#### Provided data ####

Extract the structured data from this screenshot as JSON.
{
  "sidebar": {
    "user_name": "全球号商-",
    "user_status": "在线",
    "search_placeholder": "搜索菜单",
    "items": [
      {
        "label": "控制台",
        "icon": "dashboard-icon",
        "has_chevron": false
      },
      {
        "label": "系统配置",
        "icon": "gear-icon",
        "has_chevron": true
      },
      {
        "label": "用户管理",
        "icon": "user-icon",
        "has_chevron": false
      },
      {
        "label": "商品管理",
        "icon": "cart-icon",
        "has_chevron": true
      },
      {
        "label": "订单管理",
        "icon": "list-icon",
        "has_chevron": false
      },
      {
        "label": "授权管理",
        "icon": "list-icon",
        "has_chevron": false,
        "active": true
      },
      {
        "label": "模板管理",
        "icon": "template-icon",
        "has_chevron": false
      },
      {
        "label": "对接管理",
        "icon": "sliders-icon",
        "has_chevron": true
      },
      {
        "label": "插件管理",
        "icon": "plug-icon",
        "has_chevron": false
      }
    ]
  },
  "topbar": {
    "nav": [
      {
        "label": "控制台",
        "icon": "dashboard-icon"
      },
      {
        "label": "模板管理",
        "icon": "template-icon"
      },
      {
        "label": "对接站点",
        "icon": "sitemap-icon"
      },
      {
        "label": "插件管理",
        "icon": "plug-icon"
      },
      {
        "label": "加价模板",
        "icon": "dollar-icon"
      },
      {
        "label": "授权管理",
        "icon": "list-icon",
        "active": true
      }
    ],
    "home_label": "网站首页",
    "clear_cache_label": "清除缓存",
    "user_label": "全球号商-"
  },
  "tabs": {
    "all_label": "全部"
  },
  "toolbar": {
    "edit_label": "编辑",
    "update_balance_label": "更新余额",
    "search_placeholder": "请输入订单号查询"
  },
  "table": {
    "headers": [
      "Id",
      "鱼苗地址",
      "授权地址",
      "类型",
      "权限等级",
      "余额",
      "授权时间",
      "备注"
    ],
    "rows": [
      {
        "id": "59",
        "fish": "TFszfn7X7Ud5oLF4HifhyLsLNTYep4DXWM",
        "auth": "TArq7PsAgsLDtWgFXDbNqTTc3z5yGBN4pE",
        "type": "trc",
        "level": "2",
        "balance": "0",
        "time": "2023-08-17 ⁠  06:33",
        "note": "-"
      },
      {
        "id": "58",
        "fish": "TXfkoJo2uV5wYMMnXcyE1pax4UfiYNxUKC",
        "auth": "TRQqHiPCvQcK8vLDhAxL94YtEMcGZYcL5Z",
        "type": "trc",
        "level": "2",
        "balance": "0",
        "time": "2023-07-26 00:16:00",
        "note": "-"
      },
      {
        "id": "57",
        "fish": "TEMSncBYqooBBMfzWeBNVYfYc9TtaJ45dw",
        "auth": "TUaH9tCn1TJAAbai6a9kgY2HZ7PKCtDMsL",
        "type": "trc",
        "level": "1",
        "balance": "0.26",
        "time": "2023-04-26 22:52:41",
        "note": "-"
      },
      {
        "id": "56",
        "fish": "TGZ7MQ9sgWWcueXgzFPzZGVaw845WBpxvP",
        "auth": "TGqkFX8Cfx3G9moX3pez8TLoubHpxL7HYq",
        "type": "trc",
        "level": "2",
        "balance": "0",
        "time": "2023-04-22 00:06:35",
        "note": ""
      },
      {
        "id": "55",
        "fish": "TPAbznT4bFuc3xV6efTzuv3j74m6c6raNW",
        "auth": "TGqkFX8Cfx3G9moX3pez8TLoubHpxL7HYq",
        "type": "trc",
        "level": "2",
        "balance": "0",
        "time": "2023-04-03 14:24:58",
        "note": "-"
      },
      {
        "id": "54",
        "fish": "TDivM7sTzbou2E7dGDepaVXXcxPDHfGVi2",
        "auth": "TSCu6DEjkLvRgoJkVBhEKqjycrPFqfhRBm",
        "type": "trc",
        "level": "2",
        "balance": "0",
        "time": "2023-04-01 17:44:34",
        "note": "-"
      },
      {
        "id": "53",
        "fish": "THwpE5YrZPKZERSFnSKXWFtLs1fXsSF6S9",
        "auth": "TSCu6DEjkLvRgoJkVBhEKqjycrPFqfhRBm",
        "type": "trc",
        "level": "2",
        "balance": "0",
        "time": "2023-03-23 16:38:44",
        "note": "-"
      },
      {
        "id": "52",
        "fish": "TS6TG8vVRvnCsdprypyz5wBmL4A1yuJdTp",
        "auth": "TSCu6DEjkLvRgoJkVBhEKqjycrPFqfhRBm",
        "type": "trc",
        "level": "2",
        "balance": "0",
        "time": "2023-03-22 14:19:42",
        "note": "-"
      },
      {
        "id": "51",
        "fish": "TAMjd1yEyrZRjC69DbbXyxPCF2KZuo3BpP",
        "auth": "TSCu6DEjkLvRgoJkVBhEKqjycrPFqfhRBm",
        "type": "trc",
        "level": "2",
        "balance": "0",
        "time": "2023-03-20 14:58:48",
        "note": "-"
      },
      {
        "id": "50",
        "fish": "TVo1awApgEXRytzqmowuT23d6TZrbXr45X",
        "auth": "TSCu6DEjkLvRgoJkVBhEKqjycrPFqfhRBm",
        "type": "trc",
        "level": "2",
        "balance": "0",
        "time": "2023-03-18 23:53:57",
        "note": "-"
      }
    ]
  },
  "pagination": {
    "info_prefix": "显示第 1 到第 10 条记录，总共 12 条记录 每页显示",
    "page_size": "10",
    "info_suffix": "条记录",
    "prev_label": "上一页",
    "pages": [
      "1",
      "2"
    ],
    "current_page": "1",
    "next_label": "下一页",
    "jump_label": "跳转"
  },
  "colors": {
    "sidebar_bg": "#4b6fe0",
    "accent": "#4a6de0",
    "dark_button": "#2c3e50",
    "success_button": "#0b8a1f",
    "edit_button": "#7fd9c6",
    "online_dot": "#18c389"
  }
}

####

Copy all the entries verbatim.

## The solution:
Extract the structured data from this screenshot as JSON.
{
  "sidebar": {
    "user_name": "全球号商-",
    "user_status": "在线",
    "search_placeholder": "搜索菜单",
    "items": [
      {
        "label": "控制台",
        "icon": "dashboard-icon",
        "has_chevron": false
      },
      {
        "label": "系统配置",
        "icon": "gear-icon",
        "has_chevron": true
      },
      {
        "label": "用户管理",
        "icon": "user-icon",
        "has_chevron": false
      },
      {
        "label": "商品管理",
        "icon": "cart-icon",
        "has_chevron": true
      },
      {
        "label": "订单管理",
        "icon": "list-icon",
        "has_chevron": false
      },
      {
        "label": "授权管理",
        "icon": "list-icon",
        "has_chevron": false,
        "active": true
      },
      {
        "label": "模板管理",
        "icon": "template-icon",
        "has_chevron": false
      },
      {
        "label": "对接管理",
        "icon": "sliders-icon",
        "has_chevron": true
      },
      {
        "label": "插件管理",
        "icon": "plug-icon",
        "has_chevron": false
      }
    ]
  },
  "topbar": {
    "nav": [
      {
        "label": "控制台",
        "icon": "dashboard-icon"
      },
      {
        "label": "模板管理",
        "icon": "template-icon"
      },
      {
        "label": "对接站点",
        "icon": "sitemap-icon"
      },
      {
        "label": "插件管理",
        "icon": "plug-icon"
      },
      {
        "label": "加价模板",
        "icon": "dollar-icon"
      },
      {
        "label": "授权管理",
        "icon": "list-icon",
        "active": true
      }
    ],
    "home_label": "网站首页",
    "clear_cache_label": "清除缓存",
    "user_label": "全球号商-"
  },
  "tabs": {
    "all_label": "全部"
  },
  "toolbar": {
    "edit_label": "编辑",
    "update_balance_label": "更新余额",
    "search_placeholder": "请输入订单号查询"
  },
  "table": {
    "headers": [
      "Id",
      "鱼苗地址",
      "授权地址",
      "类型",
      "权限等级",
      "余额",
      "授权时间",
      "备注"
    ],
    "rows": [
      {
        "id": "59",
        "fish": "TFszfn7X7Ud5oLF4HifhyLsLNTYep4DXWM",
        "auth": "TArq7PsAgsLDtWgFXDbNqTTc3z5yGBN4pE",
        "type": "trc",
        "level": "2",
        "balance": "0",
        "time": "2023-08-17 ⁠  06:33",
        "note": "-"
      },
      {
        "id": "58",
        "fish": "TXfkoJo2uV5wYMMnXcyE1pax4UfiYNxUKC",
        "auth": "TRQqHiPCvQcK8vLDhAxL94YtEMcGZYcL5Z",
        "type": "trc",
        "level": "2",
        "balance": "0",
        "time": "2023-07-26 00:16:00",
        "note": "-"
      },
      {
        "id": "57",
        "fish": "TEMSncBYqooBBMfzWeBNVYfYc9TtaJ45dw",
        "auth": "TUaH9tCn1TJAAbai6a9kgY2HZ7PKCtDMsL",
        "type": "trc",
        "level": "1",
        "balance": "0.26",
        "time": "2023-04-26 22:52:41",
        "note": "-"
      },
      {
        "id": "56",
        "fish": "TGZ7MQ9sgWWcueXgzFPzZGVaw845WBpxvP",
        "auth": "TGqkFX8Cfx3G9moX3pez8TLoubHpxL7HYq",
        "type": "trc",
        "level": "2",
        "balance": "0",
        "time": "2023-04-22 00:06:35",
        "note": ""
      },
      {
        "id": "55",
        "fish": "TPAbznT4bFuc3xV6efTzuv3j74m6c6raNW",
        "auth": "TGqkFX8Cfx3G9moX3pez8TLoubHpxL7HYq",
        "type": "trc",
        "level": "2",
        "balance": "0",
        "time": "2023-04-03 14:24:58",
        "note": "-"
      },
      {
        "id": "54",
        "fish": "TDivM7sTzbou2E7dGDepaVXXcxPDHfGVi2",
        "auth": "TSCu6DEjkLvRgoJkVBhEKqjycrPFqfhRBm",
        "type": "trc",
        "level": "2",
        "balance": "0",
        "time": "2023-04-01 17:44:34",
        "note": "-"
      },
      {
        "id": "53",
        "fish": "THwpE5YrZPKZERSFnSKXWFtLs1fXsSF6S9",
        "auth": "TSCu6DEjkLvRgoJkVBhEKqjycrPFqfhRBm",
        "type": "trc",
        "level": "2",
        "balance": "0",
        "time": "2023-03-23 16:38:44",
        "note": "-"
      },
      {
        "id": "52",
        "fish": "TS6TG8vVRvnCsdprypyz5wBmL4A1yuJdTp",
        "auth": "TSCu6DEjkLvRgoJkVBhEKqjycrPFqfhRBm",
        "type": "trc",
        "level": "2",
        "balance": "0",
        "time": "2023-03-22 14:19:42",
        "note": "-"
      },
      {
        "id": "51",
        "fish": "TAMjd1yEyrZRjC69DbbXyxPCF2KZuo3BpP",
        "auth": "TSCu6DEjkLvRgoJkVBhEKqjycrPFqfhRBm",
        "type": "trc",
        "level": "2",
        "balance": "0",
        "time": "2023-03-20 14:58:48",
        "note": "-"
      },
      {
        "id": "50",
        "fish": "TVo1awApgEXRytzqmowuT23d6TZrbXr45X",
        "auth": "TSCu6DEjkLvRgoJkVBhEKqjycrPFqfhRBm",
        "type": "trc",
        "level": "2",
        "balance": "0",
        "time": "2023-03-18 23:53:57",
        "note": "-"
      }
    ]
  },
  "pagination": {
    "info_prefix": "显示第 1 到第 10 条记录，总共 12 条记录 每页显示",
    "page_size": "10",
    "info_suffix": "条记录",
    "prev_label": "上一页",
    "pages": [
      "1",
      "2"
    ],
    "current_page": "1",
    "next_label": "下一页",
    "jump_label": "跳转"
  },
  "colors": {
    "sidebar_bg": "#4b6fe0",
    "accent": "#4a6de0",
    "dark_button": "#2c3e50",
    "success_button": "#0b8a1f",
    "edit_button": "#7fd9c6",
    "online_dot": "#18c389"
  }
}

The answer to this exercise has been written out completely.